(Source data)
▬▬▬▬▬▬
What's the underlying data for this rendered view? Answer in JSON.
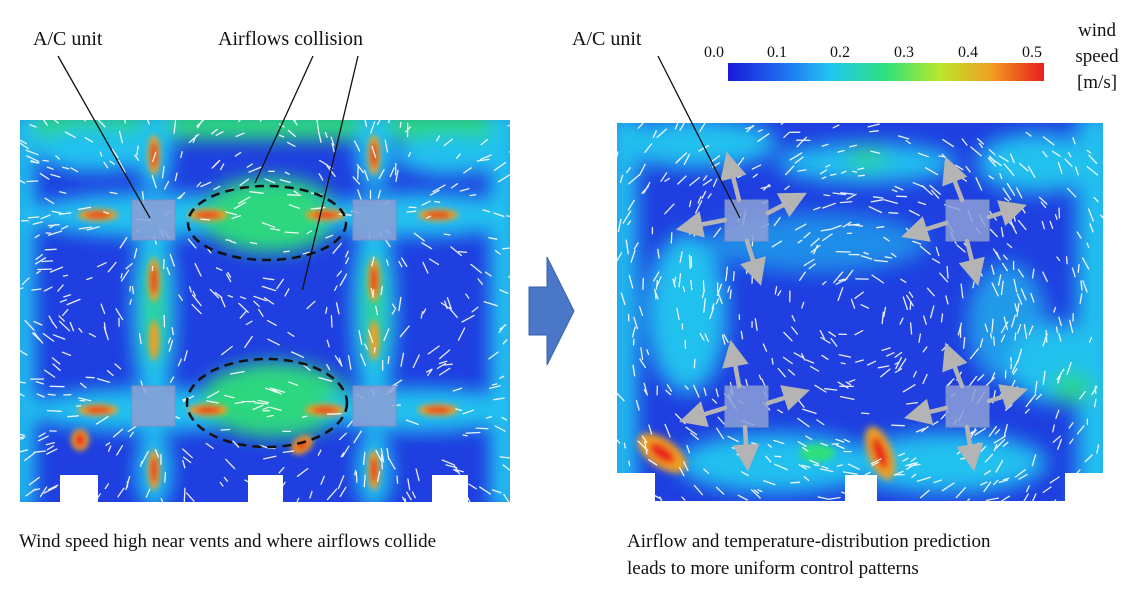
{
  "left_panel": {
    "ac_label": "A/C unit",
    "collision_label": "Airflows collision",
    "caption": "Wind speed high near vents and where airflows collide"
  },
  "right_panel": {
    "ac_label": "A/C unit",
    "caption_line1": "Airflow and temperature-distribution prediction",
    "caption_line2": "leads to more uniform control patterns"
  },
  "colorbar": {
    "ticks": [
      "0.0",
      "0.1",
      "0.2",
      "0.3",
      "0.4",
      "0.5"
    ],
    "title_line1": "wind",
    "title_line2": "speed",
    "title_line3": "[m/s]",
    "colors": [
      "#1a1ad8",
      "#1e6cf0",
      "#22c8f0",
      "#2ee07a",
      "#b8e82a",
      "#f0a020",
      "#e81e1e"
    ]
  },
  "colors": {
    "field_base": "#1f3fe0",
    "ac_unit_fill": "#8c9fd6",
    "arrow_grey": "#b4b4b4",
    "transition_arrow": "#4a77c8"
  }
}
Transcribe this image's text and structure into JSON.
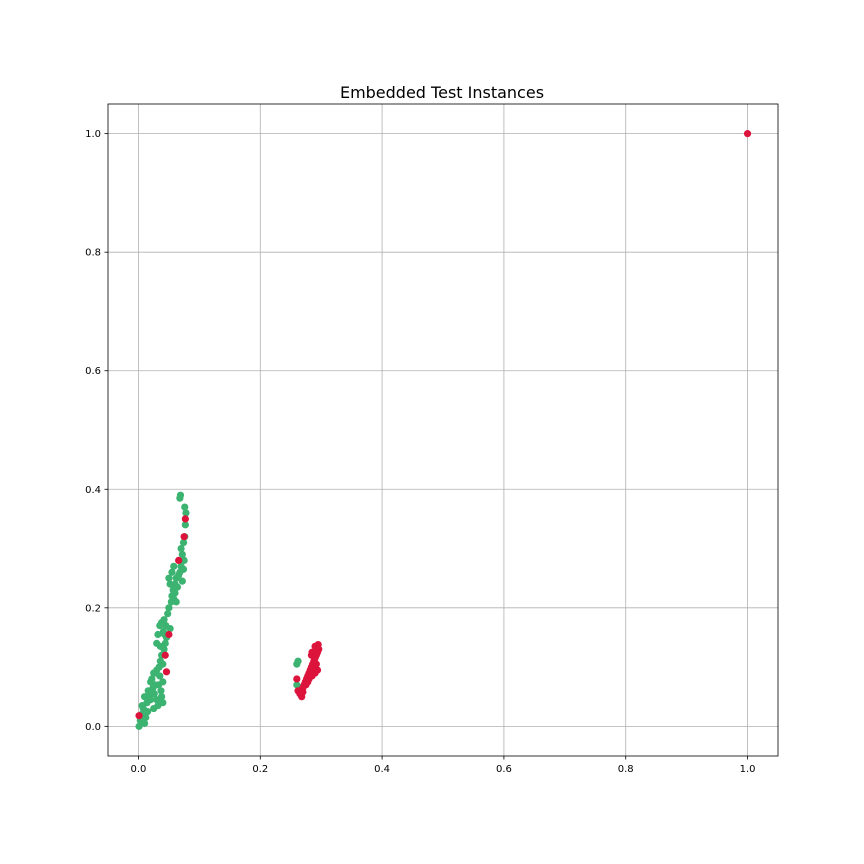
{
  "chart_data": {
    "type": "scatter",
    "title": "Embedded Test Instances",
    "xlabel": "",
    "ylabel": "",
    "xlim": [
      -0.05,
      1.05
    ],
    "ylim": [
      -0.05,
      1.05
    ],
    "grid": true,
    "x_ticks": [
      0.0,
      0.2,
      0.4,
      0.6,
      0.8,
      1.0
    ],
    "y_ticks": [
      0.0,
      0.2,
      0.4,
      0.6,
      0.8,
      1.0
    ],
    "x_tick_labels": [
      "0.0",
      "0.2",
      "0.4",
      "0.6",
      "0.8",
      "1.0"
    ],
    "y_tick_labels": [
      "0.0",
      "0.2",
      "0.4",
      "0.6",
      "0.8",
      "1.0"
    ],
    "colors": {
      "green": "#3cb371",
      "red": "#dc143c",
      "grid": "#b0b0b0"
    },
    "series": [
      {
        "name": "green",
        "color": "#3cb371",
        "points": [
          [
            0.001,
            0.0
          ],
          [
            0.003,
            0.01
          ],
          [
            0.005,
            0.02
          ],
          [
            0.008,
            0.03
          ],
          [
            0.01,
            0.005
          ],
          [
            0.012,
            0.015
          ],
          [
            0.006,
            0.035
          ],
          [
            0.014,
            0.04
          ],
          [
            0.016,
            0.06
          ],
          [
            0.018,
            0.05
          ],
          [
            0.02,
            0.075
          ],
          [
            0.022,
            0.08
          ],
          [
            0.024,
            0.065
          ],
          [
            0.026,
            0.055
          ],
          [
            0.028,
            0.09
          ],
          [
            0.03,
            0.095
          ],
          [
            0.025,
            0.03
          ],
          [
            0.03,
            0.045
          ],
          [
            0.033,
            0.07
          ],
          [
            0.035,
            0.085
          ],
          [
            0.037,
            0.06
          ],
          [
            0.038,
            0.05
          ],
          [
            0.04,
            0.04
          ],
          [
            0.032,
            0.035
          ],
          [
            0.034,
            0.1
          ],
          [
            0.036,
            0.11
          ],
          [
            0.038,
            0.12
          ],
          [
            0.04,
            0.105
          ],
          [
            0.042,
            0.13
          ],
          [
            0.044,
            0.14
          ],
          [
            0.046,
            0.15
          ],
          [
            0.03,
            0.14
          ],
          [
            0.032,
            0.155
          ],
          [
            0.035,
            0.17
          ],
          [
            0.038,
            0.175
          ],
          [
            0.042,
            0.18
          ],
          [
            0.045,
            0.17
          ],
          [
            0.048,
            0.19
          ],
          [
            0.05,
            0.2
          ],
          [
            0.052,
            0.165
          ],
          [
            0.054,
            0.21
          ],
          [
            0.055,
            0.22
          ],
          [
            0.057,
            0.23
          ],
          [
            0.058,
            0.215
          ],
          [
            0.06,
            0.24
          ],
          [
            0.062,
            0.25
          ],
          [
            0.064,
            0.235
          ],
          [
            0.066,
            0.255
          ],
          [
            0.068,
            0.26
          ],
          [
            0.07,
            0.27
          ],
          [
            0.072,
            0.245
          ],
          [
            0.074,
            0.265
          ],
          [
            0.075,
            0.28
          ],
          [
            0.072,
            0.29
          ],
          [
            0.07,
            0.3
          ],
          [
            0.074,
            0.31
          ],
          [
            0.076,
            0.32
          ],
          [
            0.077,
            0.34
          ],
          [
            0.078,
            0.36
          ],
          [
            0.076,
            0.37
          ],
          [
            0.068,
            0.385
          ],
          [
            0.069,
            0.39
          ],
          [
            0.05,
            0.25
          ],
          [
            0.052,
            0.24
          ],
          [
            0.055,
            0.26
          ],
          [
            0.058,
            0.27
          ],
          [
            0.06,
            0.225
          ],
          [
            0.062,
            0.21
          ],
          [
            0.015,
            0.025
          ],
          [
            0.02,
            0.045
          ],
          [
            0.01,
            0.05
          ],
          [
            0.008,
            0.015
          ],
          [
            0.025,
            0.09
          ],
          [
            0.027,
            0.07
          ],
          [
            0.04,
            0.075
          ],
          [
            0.043,
            0.155
          ],
          [
            0.036,
            0.135
          ],
          [
            0.041,
            0.16
          ],
          [
            0.26,
            0.105
          ],
          [
            0.262,
            0.11
          ],
          [
            0.26,
            0.07
          ],
          [
            0.265,
            0.065
          ]
        ]
      },
      {
        "name": "red",
        "color": "#dc143c",
        "points": [
          [
            1.0,
            1.0
          ],
          [
            0.001,
            0.018
          ],
          [
            0.077,
            0.35
          ],
          [
            0.075,
            0.32
          ],
          [
            0.066,
            0.28
          ],
          [
            0.05,
            0.155
          ],
          [
            0.044,
            0.12
          ],
          [
            0.046,
            0.092
          ],
          [
            0.262,
            0.06
          ],
          [
            0.265,
            0.055
          ],
          [
            0.268,
            0.05
          ],
          [
            0.27,
            0.065
          ],
          [
            0.272,
            0.07
          ],
          [
            0.274,
            0.075
          ],
          [
            0.276,
            0.08
          ],
          [
            0.278,
            0.085
          ],
          [
            0.28,
            0.09
          ],
          [
            0.282,
            0.095
          ],
          [
            0.284,
            0.1
          ],
          [
            0.286,
            0.105
          ],
          [
            0.288,
            0.11
          ],
          [
            0.29,
            0.115
          ],
          [
            0.292,
            0.12
          ],
          [
            0.294,
            0.125
          ],
          [
            0.296,
            0.13
          ],
          [
            0.295,
            0.138
          ],
          [
            0.29,
            0.135
          ],
          [
            0.285,
            0.125
          ],
          [
            0.284,
            0.12
          ],
          [
            0.28,
            0.08
          ],
          [
            0.285,
            0.085
          ],
          [
            0.29,
            0.09
          ],
          [
            0.275,
            0.07
          ],
          [
            0.278,
            0.075
          ],
          [
            0.26,
            0.08
          ],
          [
            0.27,
            0.058
          ],
          [
            0.292,
            0.105
          ],
          [
            0.288,
            0.1
          ],
          [
            0.294,
            0.095
          ],
          [
            0.286,
            0.09
          ]
        ]
      }
    ]
  }
}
▬▬▬▬▬▬
What needs to be done:
Make an exact copy of every entry above, minus the images.

Task response:
What's the underlying data for this rendered view? Answer in JSON.
{
  "left_panel": {
    "ac_label": "A/C unit",
    "collision_label": "Airflows collision",
    "caption": "Wind speed high near vents and where airflows collide"
  },
  "right_panel": {
    "ac_label": "A/C unit",
    "caption_line1": "Airflow and temperature-distribution prediction",
    "caption_line2": "leads to more uniform control patterns"
  },
  "colorbar": {
    "ticks": [
      "0.0",
      "0.1",
      "0.2",
      "0.3",
      "0.4",
      "0.5"
    ],
    "title_line1": "wind",
    "title_line2": "speed",
    "title_line3": "[m/s]",
    "colors": [
      "#1a1ad8",
      "#1e6cf0",
      "#22c8f0",
      "#2ee07a",
      "#b8e82a",
      "#f0a020",
      "#e81e1e"
    ]
  },
  "colors": {
    "field_base": "#1f3fe0",
    "ac_unit_fill": "#8c9fd6",
    "arrow_grey": "#b4b4b4",
    "transition_arrow": "#4a77c8"
  }
}
Transcribe this image's text and structure into JSON.
{
  "chart_data": {
    "type": "scatter",
    "title": "Embedded Test Instances",
    "xlabel": "",
    "ylabel": "",
    "xlim": [
      -0.05,
      1.05
    ],
    "ylim": [
      -0.05,
      1.05
    ],
    "grid": true,
    "x_ticks": [
      0.0,
      0.2,
      0.4,
      0.6,
      0.8,
      1.0
    ],
    "y_ticks": [
      0.0,
      0.2,
      0.4,
      0.6,
      0.8,
      1.0
    ],
    "x_tick_labels": [
      "0.0",
      "0.2",
      "0.4",
      "0.6",
      "0.8",
      "1.0"
    ],
    "y_tick_labels": [
      "0.0",
      "0.2",
      "0.4",
      "0.6",
      "0.8",
      "1.0"
    ],
    "colors": {
      "green": "#3cb371",
      "red": "#dc143c",
      "grid": "#b0b0b0"
    },
    "series": [
      {
        "name": "green",
        "color": "#3cb371",
        "points": [
          [
            0.001,
            0.0
          ],
          [
            0.003,
            0.01
          ],
          [
            0.005,
            0.02
          ],
          [
            0.008,
            0.03
          ],
          [
            0.01,
            0.005
          ],
          [
            0.012,
            0.015
          ],
          [
            0.006,
            0.035
          ],
          [
            0.014,
            0.04
          ],
          [
            0.016,
            0.06
          ],
          [
            0.018,
            0.05
          ],
          [
            0.02,
            0.075
          ],
          [
            0.022,
            0.08
          ],
          [
            0.024,
            0.065
          ],
          [
            0.026,
            0.055
          ],
          [
            0.028,
            0.09
          ],
          [
            0.03,
            0.095
          ],
          [
            0.025,
            0.03
          ],
          [
            0.03,
            0.045
          ],
          [
            0.033,
            0.07
          ],
          [
            0.035,
            0.085
          ],
          [
            0.037,
            0.06
          ],
          [
            0.038,
            0.05
          ],
          [
            0.04,
            0.04
          ],
          [
            0.032,
            0.035
          ],
          [
            0.034,
            0.1
          ],
          [
            0.036,
            0.11
          ],
          [
            0.038,
            0.12
          ],
          [
            0.04,
            0.105
          ],
          [
            0.042,
            0.13
          ],
          [
            0.044,
            0.14
          ],
          [
            0.046,
            0.15
          ],
          [
            0.03,
            0.14
          ],
          [
            0.032,
            0.155
          ],
          [
            0.035,
            0.17
          ],
          [
            0.038,
            0.175
          ],
          [
            0.042,
            0.18
          ],
          [
            0.045,
            0.17
          ],
          [
            0.048,
            0.19
          ],
          [
            0.05,
            0.2
          ],
          [
            0.052,
            0.165
          ],
          [
            0.054,
            0.21
          ],
          [
            0.055,
            0.22
          ],
          [
            0.057,
            0.23
          ],
          [
            0.058,
            0.215
          ],
          [
            0.06,
            0.24
          ],
          [
            0.062,
            0.25
          ],
          [
            0.064,
            0.235
          ],
          [
            0.066,
            0.255
          ],
          [
            0.068,
            0.26
          ],
          [
            0.07,
            0.27
          ],
          [
            0.072,
            0.245
          ],
          [
            0.074,
            0.265
          ],
          [
            0.075,
            0.28
          ],
          [
            0.072,
            0.29
          ],
          [
            0.07,
            0.3
          ],
          [
            0.074,
            0.31
          ],
          [
            0.076,
            0.32
          ],
          [
            0.077,
            0.34
          ],
          [
            0.078,
            0.36
          ],
          [
            0.076,
            0.37
          ],
          [
            0.068,
            0.385
          ],
          [
            0.069,
            0.39
          ],
          [
            0.05,
            0.25
          ],
          [
            0.052,
            0.24
          ],
          [
            0.055,
            0.26
          ],
          [
            0.058,
            0.27
          ],
          [
            0.06,
            0.225
          ],
          [
            0.062,
            0.21
          ],
          [
            0.015,
            0.025
          ],
          [
            0.02,
            0.045
          ],
          [
            0.01,
            0.05
          ],
          [
            0.008,
            0.015
          ],
          [
            0.025,
            0.09
          ],
          [
            0.027,
            0.07
          ],
          [
            0.04,
            0.075
          ],
          [
            0.043,
            0.155
          ],
          [
            0.036,
            0.135
          ],
          [
            0.041,
            0.16
          ],
          [
            0.26,
            0.105
          ],
          [
            0.262,
            0.11
          ],
          [
            0.26,
            0.07
          ],
          [
            0.265,
            0.065
          ]
        ]
      },
      {
        "name": "red",
        "color": "#dc143c",
        "points": [
          [
            1.0,
            1.0
          ],
          [
            0.001,
            0.018
          ],
          [
            0.077,
            0.35
          ],
          [
            0.075,
            0.32
          ],
          [
            0.066,
            0.28
          ],
          [
            0.05,
            0.155
          ],
          [
            0.044,
            0.12
          ],
          [
            0.046,
            0.092
          ],
          [
            0.262,
            0.06
          ],
          [
            0.265,
            0.055
          ],
          [
            0.268,
            0.05
          ],
          [
            0.27,
            0.065
          ],
          [
            0.272,
            0.07
          ],
          [
            0.274,
            0.075
          ],
          [
            0.276,
            0.08
          ],
          [
            0.278,
            0.085
          ],
          [
            0.28,
            0.09
          ],
          [
            0.282,
            0.095
          ],
          [
            0.284,
            0.1
          ],
          [
            0.286,
            0.105
          ],
          [
            0.288,
            0.11
          ],
          [
            0.29,
            0.115
          ],
          [
            0.292,
            0.12
          ],
          [
            0.294,
            0.125
          ],
          [
            0.296,
            0.13
          ],
          [
            0.295,
            0.138
          ],
          [
            0.29,
            0.135
          ],
          [
            0.285,
            0.125
          ],
          [
            0.284,
            0.12
          ],
          [
            0.28,
            0.08
          ],
          [
            0.285,
            0.085
          ],
          [
            0.29,
            0.09
          ],
          [
            0.275,
            0.07
          ],
          [
            0.278,
            0.075
          ],
          [
            0.26,
            0.08
          ],
          [
            0.27,
            0.058
          ],
          [
            0.292,
            0.105
          ],
          [
            0.288,
            0.1
          ],
          [
            0.294,
            0.095
          ],
          [
            0.286,
            0.09
          ]
        ]
      }
    ]
  }
}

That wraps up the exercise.